[Items from a dataset]
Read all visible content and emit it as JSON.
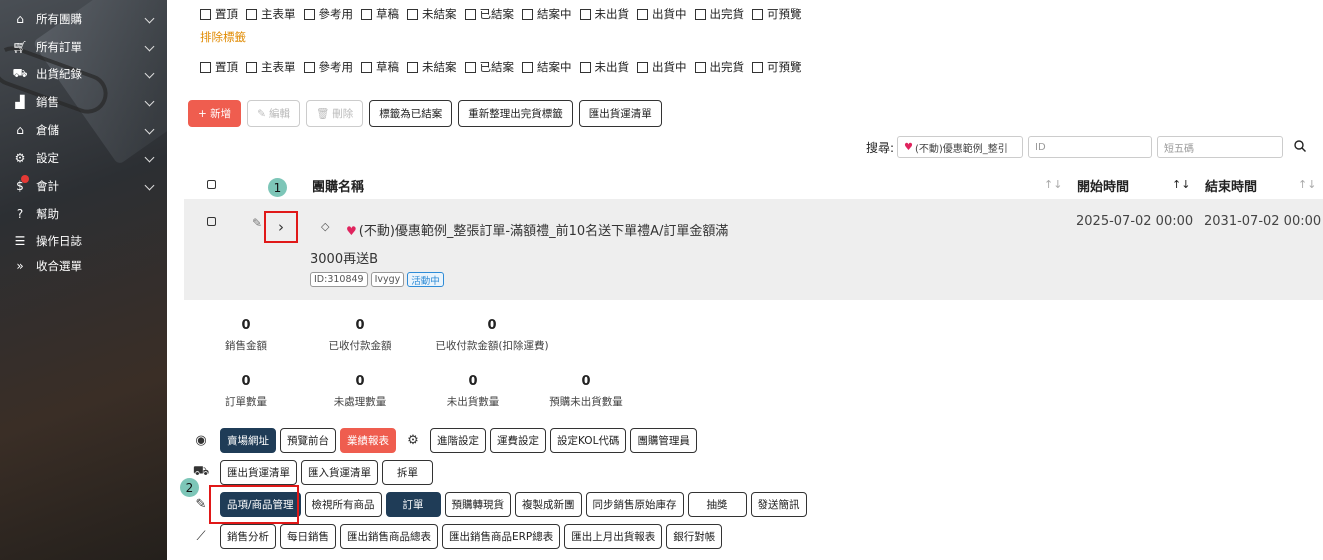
{
  "sidebar": {
    "items": [
      {
        "label": "所有團購",
        "icon": "home-icon",
        "chevron": true
      },
      {
        "label": "所有訂單",
        "icon": "cart-icon",
        "chevron": true
      },
      {
        "label": "出貨紀錄",
        "icon": "truck-icon",
        "chevron": true
      },
      {
        "label": "銷售",
        "icon": "bar-chart-icon",
        "chevron": true
      },
      {
        "label": "倉儲",
        "icon": "warehouse-icon",
        "chevron": true
      },
      {
        "label": "設定",
        "icon": "gear-icon",
        "chevron": true
      },
      {
        "label": "會計",
        "icon": "coins-icon",
        "chevron": true
      },
      {
        "label": "幫助",
        "icon": "question-icon",
        "chevron": false
      },
      {
        "label": "操作日誌",
        "icon": "list-icon",
        "chevron": false
      },
      {
        "label": "收合選單",
        "icon": "collapse-icon",
        "chevron": false
      }
    ]
  },
  "filters": {
    "include_options": [
      "置頂",
      "主表單",
      "參考用",
      "草稿",
      "未結案",
      "已結案",
      "結案中",
      "未出貨",
      "出貨中",
      "出完貨",
      "可預覽"
    ],
    "exclude_label": "排除標籤",
    "exclude_options": [
      "置頂",
      "主表單",
      "參考用",
      "草稿",
      "未結案",
      "已結案",
      "結案中",
      "未出貨",
      "出貨中",
      "出完貨",
      "可預覽"
    ]
  },
  "toolbar": {
    "add": "+ 新增",
    "edit": "編輯",
    "delete": "刪除",
    "mark_closed": "標籤為已結案",
    "reorganize": "重新整理出完貨標籤",
    "export_shipping": "匯出貨運清單"
  },
  "search": {
    "label": "搜尋:",
    "keyword_value": "(不動)優惠範例_整引",
    "id_placeholder": "ID",
    "shortcode_placeholder": "短五碼"
  },
  "table": {
    "headers": {
      "name": "團購名稱",
      "start": "開始時間",
      "end": "結束時間"
    },
    "rows": [
      {
        "title_line1": "(不動)優惠範例_整張訂單-滿額禮_前10名送下單禮A/訂單金額滿",
        "title_line2": "3000再送B",
        "tags": [
          "ID:310849",
          "Ivygy",
          "活動中"
        ],
        "start": "2025-07-02 00:00",
        "end": "2031-07-02 00:00"
      }
    ]
  },
  "markers": {
    "one": "1",
    "two": "2"
  },
  "stats": {
    "row1": [
      {
        "value": "0",
        "label": "銷售金額"
      },
      {
        "value": "0",
        "label": "已收付款金額"
      },
      {
        "value": "0",
        "label": "已收付款金額(扣除運費)"
      }
    ],
    "row2": [
      {
        "value": "0",
        "label": "訂單數量"
      },
      {
        "value": "0",
        "label": "未處理數量"
      },
      {
        "value": "0",
        "label": "未出貨數量"
      },
      {
        "value": "0",
        "label": "預購未出貨數量"
      }
    ]
  },
  "actions": {
    "row1": [
      "賣場網址",
      "預覽前台",
      "業績報表"
    ],
    "row1b": [
      "進階設定",
      "運費設定",
      "設定KOL代碼",
      "團購管理員"
    ],
    "row2": [
      "匯出貨運清單",
      "匯入貨運清單",
      "拆單"
    ],
    "row3": [
      "品項/商品管理",
      "檢視所有商品",
      "訂單",
      "預購轉現貨",
      "複製成新團",
      "同步銷售原始庫存",
      "抽獎",
      "發送簡訊"
    ],
    "row4": [
      "銷售分析",
      "每日銷售",
      "匯出銷售商品總表",
      "匯出銷售商品ERP總表",
      "匯出上月出貨報表",
      "銀行對帳"
    ]
  },
  "colors": {
    "accent_red": "#ef5d4f",
    "dark_navy": "#1f3c57",
    "exclude_orange": "#e08a00",
    "highlight_red": "#e01818"
  }
}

→ **The request**: Skipping the pictures, transcribe each line above exactly as it appears.

→ **Complete answer**:
Read all visible content and emit it as JSON.
{
  "sidebar": {
    "items": [
      {
        "label": "所有團購",
        "icon": "home-icon",
        "chevron": true
      },
      {
        "label": "所有訂單",
        "icon": "cart-icon",
        "chevron": true
      },
      {
        "label": "出貨紀錄",
        "icon": "truck-icon",
        "chevron": true
      },
      {
        "label": "銷售",
        "icon": "bar-chart-icon",
        "chevron": true
      },
      {
        "label": "倉儲",
        "icon": "warehouse-icon",
        "chevron": true
      },
      {
        "label": "設定",
        "icon": "gear-icon",
        "chevron": true
      },
      {
        "label": "會計",
        "icon": "coins-icon",
        "chevron": true
      },
      {
        "label": "幫助",
        "icon": "question-icon",
        "chevron": false
      },
      {
        "label": "操作日誌",
        "icon": "list-icon",
        "chevron": false
      },
      {
        "label": "收合選單",
        "icon": "collapse-icon",
        "chevron": false
      }
    ]
  },
  "filters": {
    "include_options": [
      "置頂",
      "主表單",
      "參考用",
      "草稿",
      "未結案",
      "已結案",
      "結案中",
      "未出貨",
      "出貨中",
      "出完貨",
      "可預覽"
    ],
    "exclude_label": "排除標籤",
    "exclude_options": [
      "置頂",
      "主表單",
      "參考用",
      "草稿",
      "未結案",
      "已結案",
      "結案中",
      "未出貨",
      "出貨中",
      "出完貨",
      "可預覽"
    ]
  },
  "toolbar": {
    "add": "+ 新增",
    "edit": "編輯",
    "delete": "刪除",
    "mark_closed": "標籤為已結案",
    "reorganize": "重新整理出完貨標籤",
    "export_shipping": "匯出貨運清單"
  },
  "search": {
    "label": "搜尋:",
    "keyword_value": "(不動)優惠範例_整引",
    "id_placeholder": "ID",
    "shortcode_placeholder": "短五碼"
  },
  "table": {
    "headers": {
      "name": "團購名稱",
      "start": "開始時間",
      "end": "結束時間"
    },
    "rows": [
      {
        "title_line1": "(不動)優惠範例_整張訂單-滿額禮_前10名送下單禮A/訂單金額滿",
        "title_line2": "3000再送B",
        "tags": [
          "ID:310849",
          "Ivygy",
          "活動中"
        ],
        "start": "2025-07-02 00:00",
        "end": "2031-07-02 00:00"
      }
    ]
  },
  "markers": {
    "one": "1",
    "two": "2"
  },
  "stats": {
    "row1": [
      {
        "value": "0",
        "label": "銷售金額"
      },
      {
        "value": "0",
        "label": "已收付款金額"
      },
      {
        "value": "0",
        "label": "已收付款金額(扣除運費)"
      }
    ],
    "row2": [
      {
        "value": "0",
        "label": "訂單數量"
      },
      {
        "value": "0",
        "label": "未處理數量"
      },
      {
        "value": "0",
        "label": "未出貨數量"
      },
      {
        "value": "0",
        "label": "預購未出貨數量"
      }
    ]
  },
  "actions": {
    "row1": [
      "賣場網址",
      "預覽前台",
      "業績報表"
    ],
    "row1b": [
      "進階設定",
      "運費設定",
      "設定KOL代碼",
      "團購管理員"
    ],
    "row2": [
      "匯出貨運清單",
      "匯入貨運清單",
      "拆單"
    ],
    "row3": [
      "品項/商品管理",
      "檢視所有商品",
      "訂單",
      "預購轉現貨",
      "複製成新團",
      "同步銷售原始庫存",
      "抽獎",
      "發送簡訊"
    ],
    "row4": [
      "銷售分析",
      "每日銷售",
      "匯出銷售商品總表",
      "匯出銷售商品ERP總表",
      "匯出上月出貨報表",
      "銀行對帳"
    ]
  },
  "colors": {
    "accent_red": "#ef5d4f",
    "dark_navy": "#1f3c57",
    "exclude_orange": "#e08a00",
    "highlight_red": "#e01818"
  }
}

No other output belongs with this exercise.